## Short exercise
Retype all the entries word for word, but omit the pictures.
################
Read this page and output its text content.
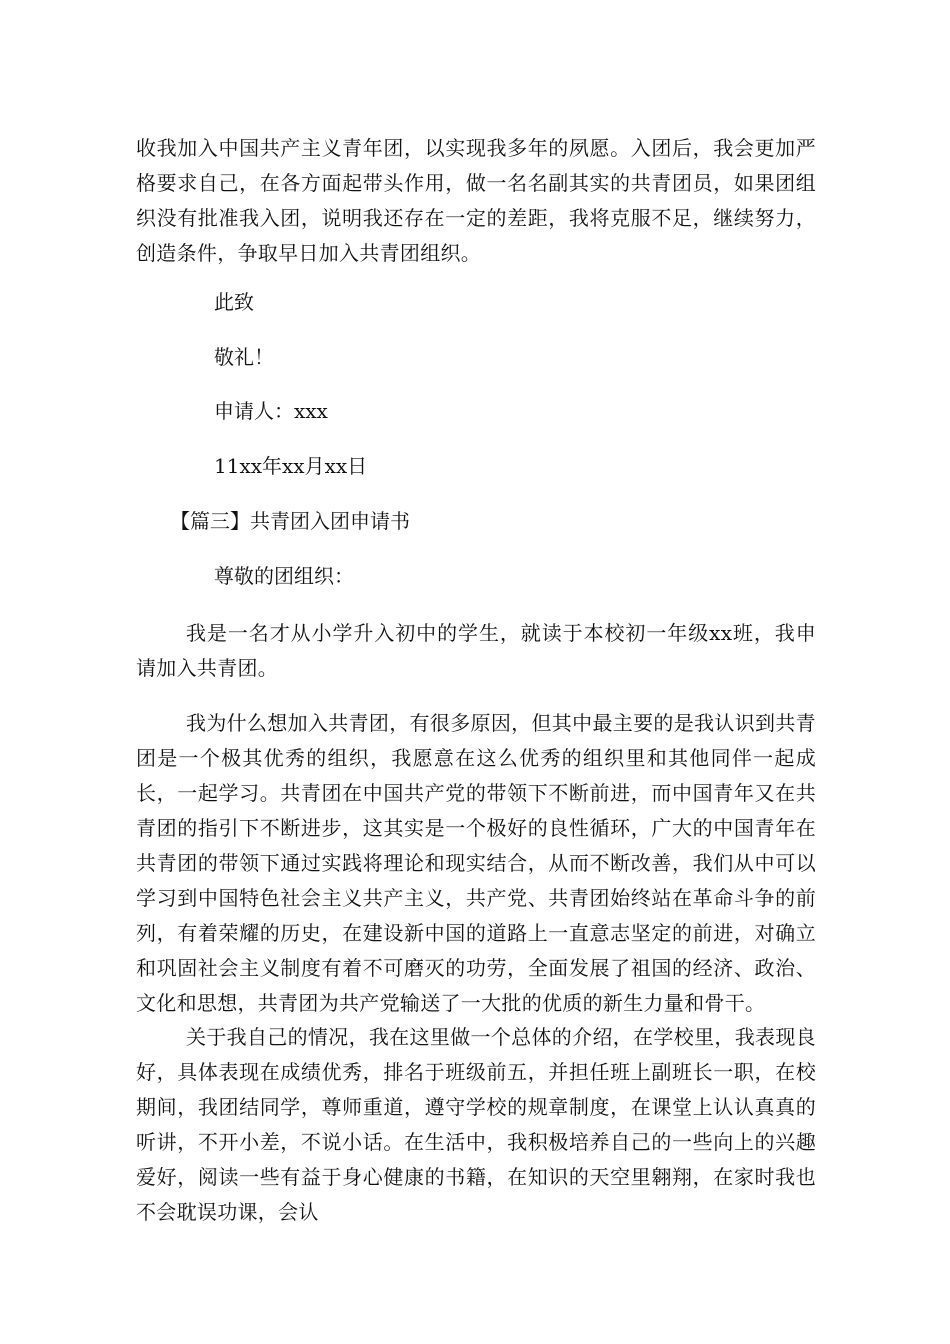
收我加入中国共产主义青年团，以实现我多年的夙愿。入团后，我会更加严格要求自己，在各方面起带头作用，做一名名副其实的共青团员，如果团组织没有批准我入团，说明我还存在一定的差距，我将克服不足，继续努力，创造条件，争取早日加入共青团组织。

此致

敬礼！

申请人：xxx

11xx年xx月xx日

【篇三】共青团入团申请书

尊敬的团组织：

我是一名才从小学升入初中的学生，就读于本校初一年级xx班，我申请加入共青团。

我为什么想加入共青团，有很多原因，但其中最主要的是我认识到共青团是一个极其优秀的组织，我愿意在这么优秀的组织里和其他同伴一起成长，一起学习。共青团在中国共产党的带领下不断前进，而中国青年又在共青团的指引下不断进步，这其实是一个极好的良性循环，广大的中国青年在共青团的带领下通过实践将理论和现实结合，从而不断改善，我们从中可以学习到中国特色社会主义共产主义，共产党、共青团始终站在革命斗争的前列，有着荣耀的历史，在建设新中国的道路上一直意志坚定的前进，对确立和巩固社会主义制度有着不可磨灭的功劳，全面发展了祖国的经济、政治、文化和思想，共青团为共产党输送了一大批的优质的新生力量和骨干。

关于我自己的情况，我在这里做一个总体的介绍，在学校里，我表现良好，具体表现在成绩优秀，排名于班级前五，并担任班上副班长一职，在校期间，我团结同学，尊师重道，遵守学校的规章制度，在课堂上认认真真的听讲，不开小差，不说小话。在生活中，我积极培养自己的一些向上的兴趣爱好，阅读一些有益于身心健康的书籍，在知识的天空里翱翔，在家时我也不会耽误功课，会认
################
## The output
Read this page and output its text content.
收我加入中国共产主义青年团，以实现我多年的夙愿。入团后，我会更加严格要求自己，在各方面起带头作用，做一名名副其实的共青团员，如果团组织没有批准我入团，说明我还存在一定的差距，我将克服不足，继续努力，创造条件，争取早日加入共青团组织。

此致

敬礼！

申请人：xxx

11xx年xx月xx日

【篇三】共青团入团申请书

尊敬的团组织：

我是一名才从小学升入初中的学生，就读于本校初一年级xx班，我申请加入共青团。

我为什么想加入共青团，有很多原因，但其中最主要的是我认识到共青团是一个极其优秀的组织，我愿意在这么优秀的组织里和其他同伴一起成长，一起学习。共青团在中国共产党的带领下不断前进，而中国青年又在共青团的指引下不断进步，这其实是一个极好的良性循环，广大的中国青年在共青团的带领下通过实践将理论和现实结合，从而不断改善，我们从中可以学习到中国特色社会主义共产主义，共产党、共青团始终站在革命斗争的前列，有着荣耀的历史，在建设新中国的道路上一直意志坚定的前进，对确立和巩固社会主义制度有着不可磨灭的功劳，全面发展了祖国的经济、政治、文化和思想，共青团为共产党输送了一大批的优质的新生力量和骨干。

关于我自己的情况，我在这里做一个总体的介绍，在学校里，我表现良好，具体表现在成绩优秀，排名于班级前五，并担任班上副班长一职，在校期间，我团结同学，尊师重道，遵守学校的规章制度，在课堂上认认真真的听讲，不开小差，不说小话。在生活中，我积极培养自己的一些向上的兴趣爱好，阅读一些有益于身心健康的书籍，在知识的天空里翱翔，在家时我也不会耽误功课，会认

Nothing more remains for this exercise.